[start MATERIALS PROVIDED]

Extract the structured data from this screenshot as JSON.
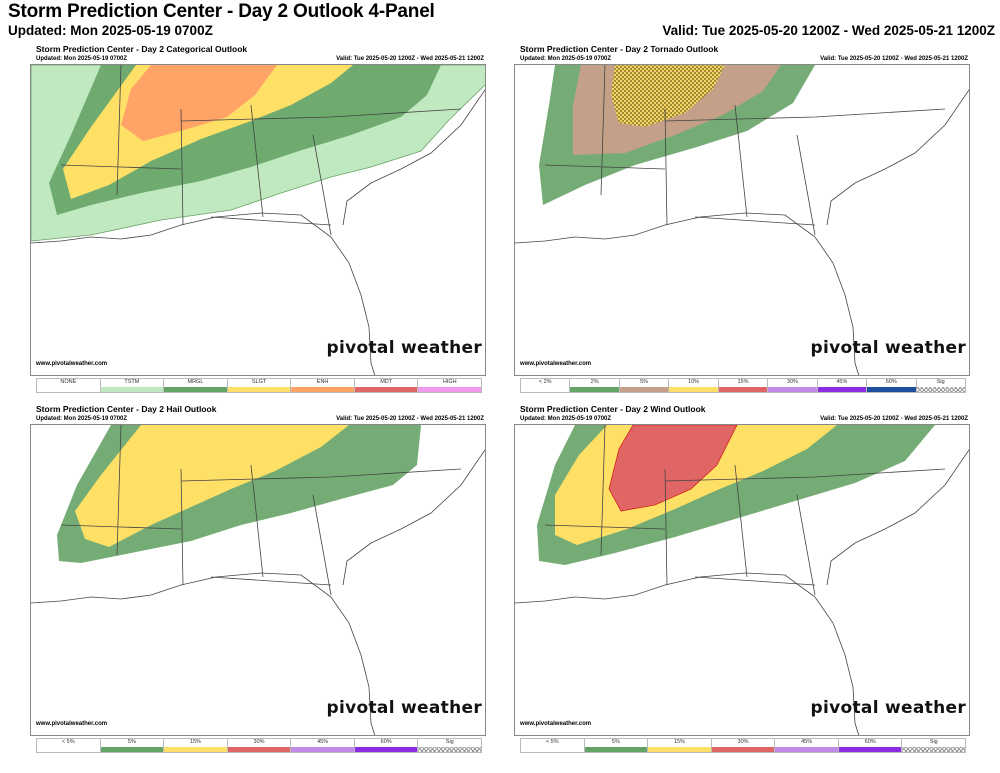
{
  "header": {
    "title": "Storm Prediction Center - Day 2 Outlook 4-Panel",
    "updated": "Updated: Mon 2025-05-19 0700Z",
    "valid": "Valid: Tue 2025-05-20 1200Z - Wed 2025-05-21 1200Z"
  },
  "panels": [
    {
      "title": "Storm Prediction Center - Day 2 Categorical Outlook",
      "updated": "Updated: Mon 2025-05-19 0700Z",
      "valid": "Valid: Tue 2025-05-20 1200Z - Wed 2025-05-21 1200Z",
      "site": "www.pivotalweather.com",
      "brand": "pivotal weather",
      "legend": [
        {
          "label": "NONE",
          "color": "#ffffff"
        },
        {
          "label": "TSTM",
          "color": "#c1e9c1"
        },
        {
          "label": "MRGL",
          "color": "#66a366"
        },
        {
          "label": "SLGT",
          "color": "#ffe066"
        },
        {
          "label": "ENH",
          "color": "#ffa366"
        },
        {
          "label": "MDT",
          "color": "#e06666"
        },
        {
          "label": "HIGH",
          "color": "#ee99ee"
        }
      ]
    },
    {
      "title": "Storm Prediction Center - Day 2 Tornado Outlook",
      "updated": "Updated: Mon 2025-05-19 0700Z",
      "valid": "Valid: Tue 2025-05-20 1200Z - Wed 2025-05-21 1200Z",
      "site": "www.pivotalweather.com",
      "brand": "pivotal weather",
      "legend": [
        {
          "label": "< 2%",
          "color": "#ffffff"
        },
        {
          "label": "2%",
          "color": "#66a366"
        },
        {
          "label": "5%",
          "color": "#c4a089"
        },
        {
          "label": "10%",
          "color": "#ffe066"
        },
        {
          "label": "15%",
          "color": "#e06666"
        },
        {
          "label": "30%",
          "color": "#c08ae8"
        },
        {
          "label": "45%",
          "color": "#8a2be2"
        },
        {
          "label": "60%",
          "color": "#1f4e9a"
        },
        {
          "label": "Sig",
          "color": "hatch"
        }
      ]
    },
    {
      "title": "Storm Prediction Center - Day 2 Hail Outlook",
      "updated": "Updated: Mon 2025-05-19 0700Z",
      "valid": "Valid: Tue 2025-05-20 1200Z - Wed 2025-05-21 1200Z",
      "site": "www.pivotalweather.com",
      "brand": "pivotal weather",
      "legend": [
        {
          "label": "< 5%",
          "color": "#ffffff"
        },
        {
          "label": "5%",
          "color": "#66a366"
        },
        {
          "label": "15%",
          "color": "#ffe066"
        },
        {
          "label": "30%",
          "color": "#e06666"
        },
        {
          "label": "45%",
          "color": "#c08ae8"
        },
        {
          "label": "60%",
          "color": "#8a2be2"
        },
        {
          "label": "Sig",
          "color": "hatch"
        }
      ]
    },
    {
      "title": "Storm Prediction Center - Day 2 Wind Outlook",
      "updated": "Updated: Mon 2025-05-19 0700Z",
      "valid": "Valid: Tue 2025-05-20 1200Z - Wed 2025-05-21 1200Z",
      "site": "www.pivotalweather.com",
      "brand": "pivotal weather",
      "legend": [
        {
          "label": "< 5%",
          "color": "#ffffff"
        },
        {
          "label": "5%",
          "color": "#66a366"
        },
        {
          "label": "15%",
          "color": "#ffe066"
        },
        {
          "label": "30%",
          "color": "#e06666"
        },
        {
          "label": "45%",
          "color": "#c08ae8"
        },
        {
          "label": "60%",
          "color": "#8a2be2"
        },
        {
          "label": "Sig",
          "color": "hatch"
        }
      ]
    }
  ]
}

[end MATERIALS PROVIDED]

YOUR TASK:
Print all of the records shown above exactly, leaving out each picture.

EXPECTED ANSWER:
Extract the structured data from this screenshot as JSON.
{
  "header": {
    "title": "Storm Prediction Center - Day 2 Outlook 4-Panel",
    "updated": "Updated: Mon 2025-05-19 0700Z",
    "valid": "Valid: Tue 2025-05-20 1200Z - Wed 2025-05-21 1200Z"
  },
  "panels": [
    {
      "title": "Storm Prediction Center - Day 2 Categorical Outlook",
      "updated": "Updated: Mon 2025-05-19 0700Z",
      "valid": "Valid: Tue 2025-05-20 1200Z - Wed 2025-05-21 1200Z",
      "site": "www.pivotalweather.com",
      "brand": "pivotal weather",
      "legend": [
        {
          "label": "NONE",
          "color": "#ffffff"
        },
        {
          "label": "TSTM",
          "color": "#c1e9c1"
        },
        {
          "label": "MRGL",
          "color": "#66a366"
        },
        {
          "label": "SLGT",
          "color": "#ffe066"
        },
        {
          "label": "ENH",
          "color": "#ffa366"
        },
        {
          "label": "MDT",
          "color": "#e06666"
        },
        {
          "label": "HIGH",
          "color": "#ee99ee"
        }
      ]
    },
    {
      "title": "Storm Prediction Center - Day 2 Tornado Outlook",
      "updated": "Updated: Mon 2025-05-19 0700Z",
      "valid": "Valid: Tue 2025-05-20 1200Z - Wed 2025-05-21 1200Z",
      "site": "www.pivotalweather.com",
      "brand": "pivotal weather",
      "legend": [
        {
          "label": "< 2%",
          "color": "#ffffff"
        },
        {
          "label": "2%",
          "color": "#66a366"
        },
        {
          "label": "5%",
          "color": "#c4a089"
        },
        {
          "label": "10%",
          "color": "#ffe066"
        },
        {
          "label": "15%",
          "color": "#e06666"
        },
        {
          "label": "30%",
          "color": "#c08ae8"
        },
        {
          "label": "45%",
          "color": "#8a2be2"
        },
        {
          "label": "60%",
          "color": "#1f4e9a"
        },
        {
          "label": "Sig",
          "color": "hatch"
        }
      ]
    },
    {
      "title": "Storm Prediction Center - Day 2 Hail Outlook",
      "updated": "Updated: Mon 2025-05-19 0700Z",
      "valid": "Valid: Tue 2025-05-20 1200Z - Wed 2025-05-21 1200Z",
      "site": "www.pivotalweather.com",
      "brand": "pivotal weather",
      "legend": [
        {
          "label": "< 5%",
          "color": "#ffffff"
        },
        {
          "label": "5%",
          "color": "#66a366"
        },
        {
          "label": "15%",
          "color": "#ffe066"
        },
        {
          "label": "30%",
          "color": "#e06666"
        },
        {
          "label": "45%",
          "color": "#c08ae8"
        },
        {
          "label": "60%",
          "color": "#8a2be2"
        },
        {
          "label": "Sig",
          "color": "hatch"
        }
      ]
    },
    {
      "title": "Storm Prediction Center - Day 2 Wind Outlook",
      "updated": "Updated: Mon 2025-05-19 0700Z",
      "valid": "Valid: Tue 2025-05-20 1200Z - Wed 2025-05-21 1200Z",
      "site": "www.pivotalweather.com",
      "brand": "pivotal weather",
      "legend": [
        {
          "label": "< 5%",
          "color": "#ffffff"
        },
        {
          "label": "5%",
          "color": "#66a366"
        },
        {
          "label": "15%",
          "color": "#ffe066"
        },
        {
          "label": "30%",
          "color": "#e06666"
        },
        {
          "label": "45%",
          "color": "#c08ae8"
        },
        {
          "label": "60%",
          "color": "#8a2be2"
        },
        {
          "label": "Sig",
          "color": "hatch"
        }
      ]
    }
  ]
}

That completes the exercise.